Task requirements ::
Extract the lines that carry the string "current" from the listing.

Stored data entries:
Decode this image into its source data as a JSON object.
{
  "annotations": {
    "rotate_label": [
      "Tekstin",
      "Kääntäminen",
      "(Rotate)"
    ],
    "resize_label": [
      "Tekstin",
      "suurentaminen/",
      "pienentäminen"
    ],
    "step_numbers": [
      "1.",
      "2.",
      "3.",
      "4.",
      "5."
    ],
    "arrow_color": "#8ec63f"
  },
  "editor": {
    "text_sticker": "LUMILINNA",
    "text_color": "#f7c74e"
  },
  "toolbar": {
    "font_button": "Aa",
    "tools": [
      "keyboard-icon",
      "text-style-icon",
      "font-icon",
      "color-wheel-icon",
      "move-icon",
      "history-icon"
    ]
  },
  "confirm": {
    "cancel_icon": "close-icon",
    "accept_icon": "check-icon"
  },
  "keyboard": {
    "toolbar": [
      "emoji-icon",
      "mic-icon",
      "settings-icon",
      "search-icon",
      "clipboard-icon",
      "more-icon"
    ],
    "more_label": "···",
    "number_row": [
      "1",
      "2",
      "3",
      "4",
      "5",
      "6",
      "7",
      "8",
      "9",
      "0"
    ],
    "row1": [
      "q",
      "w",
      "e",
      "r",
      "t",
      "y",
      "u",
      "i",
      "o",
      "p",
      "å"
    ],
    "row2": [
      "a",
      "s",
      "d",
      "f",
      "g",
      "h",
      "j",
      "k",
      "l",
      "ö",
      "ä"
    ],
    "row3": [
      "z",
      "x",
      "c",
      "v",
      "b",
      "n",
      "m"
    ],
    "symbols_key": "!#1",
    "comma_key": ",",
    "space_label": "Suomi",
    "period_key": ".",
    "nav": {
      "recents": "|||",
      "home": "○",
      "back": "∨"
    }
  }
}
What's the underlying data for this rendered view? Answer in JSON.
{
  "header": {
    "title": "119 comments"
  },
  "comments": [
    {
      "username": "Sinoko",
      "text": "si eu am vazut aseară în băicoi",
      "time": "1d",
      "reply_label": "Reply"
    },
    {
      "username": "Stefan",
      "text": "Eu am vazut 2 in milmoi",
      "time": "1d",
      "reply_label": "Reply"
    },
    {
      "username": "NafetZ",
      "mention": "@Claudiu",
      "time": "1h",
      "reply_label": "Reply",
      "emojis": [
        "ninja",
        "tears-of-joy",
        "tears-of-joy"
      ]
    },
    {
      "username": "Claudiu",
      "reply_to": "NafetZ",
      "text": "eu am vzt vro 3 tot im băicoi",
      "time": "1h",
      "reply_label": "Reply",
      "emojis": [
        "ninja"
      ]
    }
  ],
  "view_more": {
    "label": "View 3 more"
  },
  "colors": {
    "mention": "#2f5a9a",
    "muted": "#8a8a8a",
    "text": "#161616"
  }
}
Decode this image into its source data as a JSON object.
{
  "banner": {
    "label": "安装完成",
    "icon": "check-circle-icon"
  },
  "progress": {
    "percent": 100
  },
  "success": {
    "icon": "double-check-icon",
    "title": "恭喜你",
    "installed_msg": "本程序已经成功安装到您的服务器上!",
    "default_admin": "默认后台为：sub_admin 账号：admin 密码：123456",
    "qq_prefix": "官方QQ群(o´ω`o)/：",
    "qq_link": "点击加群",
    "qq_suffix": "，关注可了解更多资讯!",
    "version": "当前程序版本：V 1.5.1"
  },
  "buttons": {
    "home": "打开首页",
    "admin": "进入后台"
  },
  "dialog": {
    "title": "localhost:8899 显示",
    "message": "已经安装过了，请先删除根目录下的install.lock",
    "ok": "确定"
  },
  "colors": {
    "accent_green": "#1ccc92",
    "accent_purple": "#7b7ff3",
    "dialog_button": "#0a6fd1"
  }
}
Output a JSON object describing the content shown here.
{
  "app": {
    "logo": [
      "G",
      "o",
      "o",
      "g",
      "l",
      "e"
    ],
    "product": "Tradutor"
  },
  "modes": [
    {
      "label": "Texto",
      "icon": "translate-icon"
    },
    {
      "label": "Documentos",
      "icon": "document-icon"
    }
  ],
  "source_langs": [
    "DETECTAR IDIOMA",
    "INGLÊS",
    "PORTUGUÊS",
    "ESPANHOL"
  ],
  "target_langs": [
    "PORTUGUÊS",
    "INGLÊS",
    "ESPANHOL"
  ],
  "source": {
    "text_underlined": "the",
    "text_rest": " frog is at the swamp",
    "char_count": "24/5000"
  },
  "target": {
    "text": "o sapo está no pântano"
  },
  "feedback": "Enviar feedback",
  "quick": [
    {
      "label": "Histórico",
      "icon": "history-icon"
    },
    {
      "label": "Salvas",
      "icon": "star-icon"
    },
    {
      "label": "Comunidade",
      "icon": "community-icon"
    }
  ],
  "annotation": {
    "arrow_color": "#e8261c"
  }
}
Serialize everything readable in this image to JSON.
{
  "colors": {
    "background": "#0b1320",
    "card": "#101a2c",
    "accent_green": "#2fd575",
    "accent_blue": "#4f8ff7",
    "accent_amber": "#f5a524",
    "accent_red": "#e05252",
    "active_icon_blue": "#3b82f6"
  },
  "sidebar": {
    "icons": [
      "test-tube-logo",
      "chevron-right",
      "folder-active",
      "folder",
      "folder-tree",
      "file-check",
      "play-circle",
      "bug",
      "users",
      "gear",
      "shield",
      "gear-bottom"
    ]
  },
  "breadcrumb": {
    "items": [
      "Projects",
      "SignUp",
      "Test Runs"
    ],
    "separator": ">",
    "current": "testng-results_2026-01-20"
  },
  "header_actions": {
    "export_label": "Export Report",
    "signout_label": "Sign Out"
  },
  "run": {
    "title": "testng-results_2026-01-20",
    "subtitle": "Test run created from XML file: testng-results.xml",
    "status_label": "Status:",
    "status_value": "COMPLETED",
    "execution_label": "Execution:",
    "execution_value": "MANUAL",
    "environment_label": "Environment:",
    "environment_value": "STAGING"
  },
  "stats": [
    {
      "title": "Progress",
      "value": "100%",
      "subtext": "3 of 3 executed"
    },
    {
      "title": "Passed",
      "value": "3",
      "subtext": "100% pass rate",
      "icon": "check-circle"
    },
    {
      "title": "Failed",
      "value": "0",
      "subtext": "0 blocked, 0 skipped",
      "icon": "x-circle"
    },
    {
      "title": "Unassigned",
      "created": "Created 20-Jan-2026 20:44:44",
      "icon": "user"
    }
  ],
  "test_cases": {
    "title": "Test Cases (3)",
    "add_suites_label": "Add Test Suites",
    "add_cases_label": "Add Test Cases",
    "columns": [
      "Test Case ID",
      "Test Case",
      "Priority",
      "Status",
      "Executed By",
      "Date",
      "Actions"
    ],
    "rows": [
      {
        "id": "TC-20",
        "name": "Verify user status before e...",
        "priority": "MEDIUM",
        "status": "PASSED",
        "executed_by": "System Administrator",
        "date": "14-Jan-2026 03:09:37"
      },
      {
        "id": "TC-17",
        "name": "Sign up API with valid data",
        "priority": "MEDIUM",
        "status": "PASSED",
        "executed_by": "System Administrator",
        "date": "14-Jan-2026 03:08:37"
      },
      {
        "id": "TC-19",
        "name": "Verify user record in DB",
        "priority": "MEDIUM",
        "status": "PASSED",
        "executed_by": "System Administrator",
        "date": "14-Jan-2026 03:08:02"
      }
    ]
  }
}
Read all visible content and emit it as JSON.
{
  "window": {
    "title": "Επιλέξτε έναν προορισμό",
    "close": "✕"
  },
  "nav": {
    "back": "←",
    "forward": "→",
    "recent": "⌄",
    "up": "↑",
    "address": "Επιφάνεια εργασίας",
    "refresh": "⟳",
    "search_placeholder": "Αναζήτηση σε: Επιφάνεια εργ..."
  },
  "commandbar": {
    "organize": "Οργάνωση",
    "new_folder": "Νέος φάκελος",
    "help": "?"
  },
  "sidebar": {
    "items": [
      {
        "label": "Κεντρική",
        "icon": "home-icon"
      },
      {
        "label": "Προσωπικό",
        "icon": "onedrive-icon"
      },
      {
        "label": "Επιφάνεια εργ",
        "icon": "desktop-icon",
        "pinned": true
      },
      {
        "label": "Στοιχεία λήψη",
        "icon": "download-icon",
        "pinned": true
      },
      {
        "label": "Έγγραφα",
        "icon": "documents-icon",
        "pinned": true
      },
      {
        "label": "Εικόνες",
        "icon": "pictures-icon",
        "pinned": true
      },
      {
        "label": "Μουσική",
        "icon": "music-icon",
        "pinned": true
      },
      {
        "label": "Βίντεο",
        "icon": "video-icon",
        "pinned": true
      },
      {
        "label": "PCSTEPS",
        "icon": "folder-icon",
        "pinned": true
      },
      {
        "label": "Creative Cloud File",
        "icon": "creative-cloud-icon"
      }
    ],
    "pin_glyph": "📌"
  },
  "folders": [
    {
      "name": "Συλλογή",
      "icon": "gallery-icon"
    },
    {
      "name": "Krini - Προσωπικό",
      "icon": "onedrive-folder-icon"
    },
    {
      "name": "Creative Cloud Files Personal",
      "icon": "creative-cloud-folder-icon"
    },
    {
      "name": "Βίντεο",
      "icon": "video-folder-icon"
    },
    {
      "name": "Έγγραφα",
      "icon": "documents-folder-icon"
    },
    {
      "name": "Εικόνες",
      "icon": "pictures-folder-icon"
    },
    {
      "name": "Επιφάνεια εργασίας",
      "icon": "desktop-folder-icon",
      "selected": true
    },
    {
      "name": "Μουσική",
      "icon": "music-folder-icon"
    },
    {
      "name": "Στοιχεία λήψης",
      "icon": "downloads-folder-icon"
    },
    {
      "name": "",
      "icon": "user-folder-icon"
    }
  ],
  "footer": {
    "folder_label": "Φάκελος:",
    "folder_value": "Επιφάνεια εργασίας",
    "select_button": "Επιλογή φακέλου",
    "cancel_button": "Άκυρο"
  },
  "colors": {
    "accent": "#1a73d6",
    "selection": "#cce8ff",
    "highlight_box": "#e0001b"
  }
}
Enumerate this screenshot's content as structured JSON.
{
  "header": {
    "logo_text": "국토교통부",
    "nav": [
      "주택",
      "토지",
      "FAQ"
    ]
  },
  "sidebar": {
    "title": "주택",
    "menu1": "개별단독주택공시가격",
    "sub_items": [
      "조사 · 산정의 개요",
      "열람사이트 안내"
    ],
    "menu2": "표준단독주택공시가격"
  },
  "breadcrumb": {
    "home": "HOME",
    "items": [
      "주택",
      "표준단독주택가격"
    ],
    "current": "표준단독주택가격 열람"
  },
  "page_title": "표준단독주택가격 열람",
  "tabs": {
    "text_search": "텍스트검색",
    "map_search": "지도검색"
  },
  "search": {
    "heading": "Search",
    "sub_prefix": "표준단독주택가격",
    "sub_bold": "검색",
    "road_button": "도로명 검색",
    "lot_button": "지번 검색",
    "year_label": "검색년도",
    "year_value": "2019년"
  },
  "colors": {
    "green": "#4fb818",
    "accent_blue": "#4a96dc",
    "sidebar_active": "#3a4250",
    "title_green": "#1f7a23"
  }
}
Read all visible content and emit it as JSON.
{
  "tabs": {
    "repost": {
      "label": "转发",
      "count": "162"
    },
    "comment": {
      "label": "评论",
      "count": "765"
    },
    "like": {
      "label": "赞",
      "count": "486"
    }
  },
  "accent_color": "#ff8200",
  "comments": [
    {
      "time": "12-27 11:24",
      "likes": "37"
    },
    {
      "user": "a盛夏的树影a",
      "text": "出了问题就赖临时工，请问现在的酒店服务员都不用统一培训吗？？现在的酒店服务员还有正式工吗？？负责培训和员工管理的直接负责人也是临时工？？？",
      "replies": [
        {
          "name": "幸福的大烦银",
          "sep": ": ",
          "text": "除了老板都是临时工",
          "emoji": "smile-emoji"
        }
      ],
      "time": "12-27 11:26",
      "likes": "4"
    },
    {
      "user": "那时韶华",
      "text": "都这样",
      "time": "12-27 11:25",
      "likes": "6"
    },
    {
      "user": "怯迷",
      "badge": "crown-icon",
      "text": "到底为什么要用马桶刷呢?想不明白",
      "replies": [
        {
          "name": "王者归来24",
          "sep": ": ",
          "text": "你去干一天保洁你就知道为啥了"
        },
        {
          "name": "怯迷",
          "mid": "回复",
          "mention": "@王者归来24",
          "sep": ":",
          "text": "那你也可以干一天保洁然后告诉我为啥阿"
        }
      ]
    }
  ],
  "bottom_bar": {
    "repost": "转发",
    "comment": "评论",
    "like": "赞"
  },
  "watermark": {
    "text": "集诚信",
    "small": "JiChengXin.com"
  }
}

Answer ::
    "current": "testng-results_2026-01-20"
    "current": "표준단독주택가격 열람"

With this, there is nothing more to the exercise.